SET TASK: Each line of the material below should be reproduced exactly.

══ PROVIDED DATA

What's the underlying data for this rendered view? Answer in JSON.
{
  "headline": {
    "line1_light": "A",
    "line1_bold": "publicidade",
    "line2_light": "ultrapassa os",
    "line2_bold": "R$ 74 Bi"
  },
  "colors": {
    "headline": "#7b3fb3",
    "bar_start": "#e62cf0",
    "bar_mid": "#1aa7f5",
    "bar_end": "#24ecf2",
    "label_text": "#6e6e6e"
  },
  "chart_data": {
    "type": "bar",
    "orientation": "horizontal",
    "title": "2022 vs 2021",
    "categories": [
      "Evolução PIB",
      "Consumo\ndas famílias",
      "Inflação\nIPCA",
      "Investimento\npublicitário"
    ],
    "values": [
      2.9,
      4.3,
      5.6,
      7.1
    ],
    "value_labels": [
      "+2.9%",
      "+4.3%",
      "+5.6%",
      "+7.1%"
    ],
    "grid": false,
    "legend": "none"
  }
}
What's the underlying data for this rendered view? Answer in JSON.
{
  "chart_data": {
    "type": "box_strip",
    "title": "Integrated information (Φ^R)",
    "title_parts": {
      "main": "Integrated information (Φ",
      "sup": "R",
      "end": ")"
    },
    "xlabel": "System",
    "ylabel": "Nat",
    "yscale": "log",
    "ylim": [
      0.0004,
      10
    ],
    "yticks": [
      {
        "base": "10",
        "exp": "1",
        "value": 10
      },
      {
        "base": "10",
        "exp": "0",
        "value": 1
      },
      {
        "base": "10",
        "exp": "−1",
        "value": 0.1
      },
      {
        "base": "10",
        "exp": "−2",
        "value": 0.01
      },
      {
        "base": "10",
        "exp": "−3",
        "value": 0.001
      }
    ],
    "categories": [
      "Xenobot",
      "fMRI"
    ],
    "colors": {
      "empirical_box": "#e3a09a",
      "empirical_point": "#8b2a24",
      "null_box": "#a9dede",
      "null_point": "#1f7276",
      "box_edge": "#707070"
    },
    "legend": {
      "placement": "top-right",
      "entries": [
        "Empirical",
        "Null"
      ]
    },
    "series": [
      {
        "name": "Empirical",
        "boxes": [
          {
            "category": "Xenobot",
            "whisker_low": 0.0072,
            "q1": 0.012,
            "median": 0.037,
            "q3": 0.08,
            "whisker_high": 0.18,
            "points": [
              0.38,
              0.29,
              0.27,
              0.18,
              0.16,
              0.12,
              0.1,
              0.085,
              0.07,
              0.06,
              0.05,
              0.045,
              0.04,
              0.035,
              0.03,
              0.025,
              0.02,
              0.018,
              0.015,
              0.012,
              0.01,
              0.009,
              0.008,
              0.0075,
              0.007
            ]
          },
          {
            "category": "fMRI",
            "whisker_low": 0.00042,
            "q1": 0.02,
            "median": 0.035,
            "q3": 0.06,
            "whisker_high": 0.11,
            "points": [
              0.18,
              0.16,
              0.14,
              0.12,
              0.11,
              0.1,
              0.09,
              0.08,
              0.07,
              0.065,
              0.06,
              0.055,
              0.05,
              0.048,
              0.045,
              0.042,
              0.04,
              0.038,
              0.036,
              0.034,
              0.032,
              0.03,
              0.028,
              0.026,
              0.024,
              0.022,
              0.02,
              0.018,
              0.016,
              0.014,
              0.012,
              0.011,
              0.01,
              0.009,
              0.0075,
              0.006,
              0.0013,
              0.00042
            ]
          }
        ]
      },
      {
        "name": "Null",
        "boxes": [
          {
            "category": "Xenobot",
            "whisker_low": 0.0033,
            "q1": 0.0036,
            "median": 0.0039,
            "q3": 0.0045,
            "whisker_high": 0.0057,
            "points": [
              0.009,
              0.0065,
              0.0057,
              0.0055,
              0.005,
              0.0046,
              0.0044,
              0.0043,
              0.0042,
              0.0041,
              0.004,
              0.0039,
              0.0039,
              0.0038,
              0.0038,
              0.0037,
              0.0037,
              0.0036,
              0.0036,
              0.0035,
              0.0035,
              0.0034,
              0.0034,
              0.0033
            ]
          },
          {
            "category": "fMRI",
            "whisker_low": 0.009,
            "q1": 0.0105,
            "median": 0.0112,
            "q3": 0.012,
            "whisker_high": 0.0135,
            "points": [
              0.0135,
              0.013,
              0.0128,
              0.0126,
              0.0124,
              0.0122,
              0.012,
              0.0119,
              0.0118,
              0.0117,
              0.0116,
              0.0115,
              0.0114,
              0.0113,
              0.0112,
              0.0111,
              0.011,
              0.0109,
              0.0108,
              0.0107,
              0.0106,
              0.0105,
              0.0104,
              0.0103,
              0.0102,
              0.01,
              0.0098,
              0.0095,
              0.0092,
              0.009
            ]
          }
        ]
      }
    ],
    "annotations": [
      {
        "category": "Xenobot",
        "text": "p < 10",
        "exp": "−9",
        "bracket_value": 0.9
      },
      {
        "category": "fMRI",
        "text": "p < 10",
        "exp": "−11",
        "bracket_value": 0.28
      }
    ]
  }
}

════

SOLUTION TO THE EXERCISE:
What's the underlying data for this rendered view? Answer in JSON.
{
  "headline": {
    "line1_light": "A",
    "line1_bold": "publicidade",
    "line2_light": "ultrapassa os",
    "line2_bold": "R$ 74 Bi"
  },
  "colors": {
    "headline": "#7b3fb3",
    "bar_start": "#e62cf0",
    "bar_mid": "#1aa7f5",
    "bar_end": "#24ecf2",
    "label_text": "#6e6e6e"
  },
  "chart_data": {
    "type": "bar",
    "orientation": "horizontal",
    "title": "2022 vs 2021",
    "categories": [
      "Evolução PIB",
      "Consumo\ndas famílias",
      "Inflação\nIPCA",
      "Investimento\npublicitário"
    ],
    "values": [
      2.9,
      4.3,
      5.6,
      7.1
    ],
    "value_labels": [
      "+2.9%",
      "+4.3%",
      "+5.6%",
      "+7.1%"
    ],
    "grid": false,
    "legend": "none"
  }
}
What's the underlying data for this rendered view? Answer in JSON.
{
  "chart_data": {
    "type": "box_strip",
    "title": "Integrated information (Φ^R)",
    "title_parts": {
      "main": "Integrated information (Φ",
      "sup": "R",
      "end": ")"
    },
    "xlabel": "System",
    "ylabel": "Nat",
    "yscale": "log",
    "ylim": [
      0.0004,
      10
    ],
    "yticks": [
      {
        "base": "10",
        "exp": "1",
        "value": 10
      },
      {
        "base": "10",
        "exp": "0",
        "value": 1
      },
      {
        "base": "10",
        "exp": "−1",
        "value": 0.1
      },
      {
        "base": "10",
        "exp": "−2",
        "value": 0.01
      },
      {
        "base": "10",
        "exp": "−3",
        "value": 0.001
      }
    ],
    "categories": [
      "Xenobot",
      "fMRI"
    ],
    "colors": {
      "empirical_box": "#e3a09a",
      "empirical_point": "#8b2a24",
      "null_box": "#a9dede",
      "null_point": "#1f7276",
      "box_edge": "#707070"
    },
    "legend": {
      "placement": "top-right",
      "entries": [
        "Empirical",
        "Null"
      ]
    },
    "series": [
      {
        "name": "Empirical",
        "boxes": [
          {
            "category": "Xenobot",
            "whisker_low": 0.0072,
            "q1": 0.012,
            "median": 0.037,
            "q3": 0.08,
            "whisker_high": 0.18,
            "points": [
              0.38,
              0.29,
              0.27,
              0.18,
              0.16,
              0.12,
              0.1,
              0.085,
              0.07,
              0.06,
              0.05,
              0.045,
              0.04,
              0.035,
              0.03,
              0.025,
              0.02,
              0.018,
              0.015,
              0.012,
              0.01,
              0.009,
              0.008,
              0.0075,
              0.007
            ]
          },
          {
            "category": "fMRI",
            "whisker_low": 0.00042,
            "q1": 0.02,
            "median": 0.035,
            "q3": 0.06,
            "whisker_high": 0.11,
            "points": [
              0.18,
              0.16,
              0.14,
              0.12,
              0.11,
              0.1,
              0.09,
              0.08,
              0.07,
              0.065,
              0.06,
              0.055,
              0.05,
              0.048,
              0.045,
              0.042,
              0.04,
              0.038,
              0.036,
              0.034,
              0.032,
              0.03,
              0.028,
              0.026,
              0.024,
              0.022,
              0.02,
              0.018,
              0.016,
              0.014,
              0.012,
              0.011,
              0.01,
              0.009,
              0.0075,
              0.006,
              0.0013,
              0.00042
            ]
          }
        ]
      },
      {
        "name": "Null",
        "boxes": [
          {
            "category": "Xenobot",
            "whisker_low": 0.0033,
            "q1": 0.0036,
            "median": 0.0039,
            "q3": 0.0045,
            "whisker_high": 0.0057,
            "points": [
              0.009,
              0.0065,
              0.0057,
              0.0055,
              0.005,
              0.0046,
              0.0044,
              0.0043,
              0.0042,
              0.0041,
              0.004,
              0.0039,
              0.0039,
              0.0038,
              0.0038,
              0.0037,
              0.0037,
              0.0036,
              0.0036,
              0.0035,
              0.0035,
              0.0034,
              0.0034,
              0.0033
            ]
          },
          {
            "category": "fMRI",
            "whisker_low": 0.009,
            "q1": 0.0105,
            "median": 0.0112,
            "q3": 0.012,
            "whisker_high": 0.0135,
            "points": [
              0.0135,
              0.013,
              0.0128,
              0.0126,
              0.0124,
              0.0122,
              0.012,
              0.0119,
              0.0118,
              0.0117,
              0.0116,
              0.0115,
              0.0114,
              0.0113,
              0.0112,
              0.0111,
              0.011,
              0.0109,
              0.0108,
              0.0107,
              0.0106,
              0.0105,
              0.0104,
              0.0103,
              0.0102,
              0.01,
              0.0098,
              0.0095,
              0.0092,
              0.009
            ]
          }
        ]
      }
    ],
    "annotations": [
      {
        "category": "Xenobot",
        "text": "p < 10",
        "exp": "−9",
        "bracket_value": 0.9
      },
      {
        "category": "fMRI",
        "text": "p < 10",
        "exp": "−11",
        "bracket_value": 0.28
      }
    ]
  }
}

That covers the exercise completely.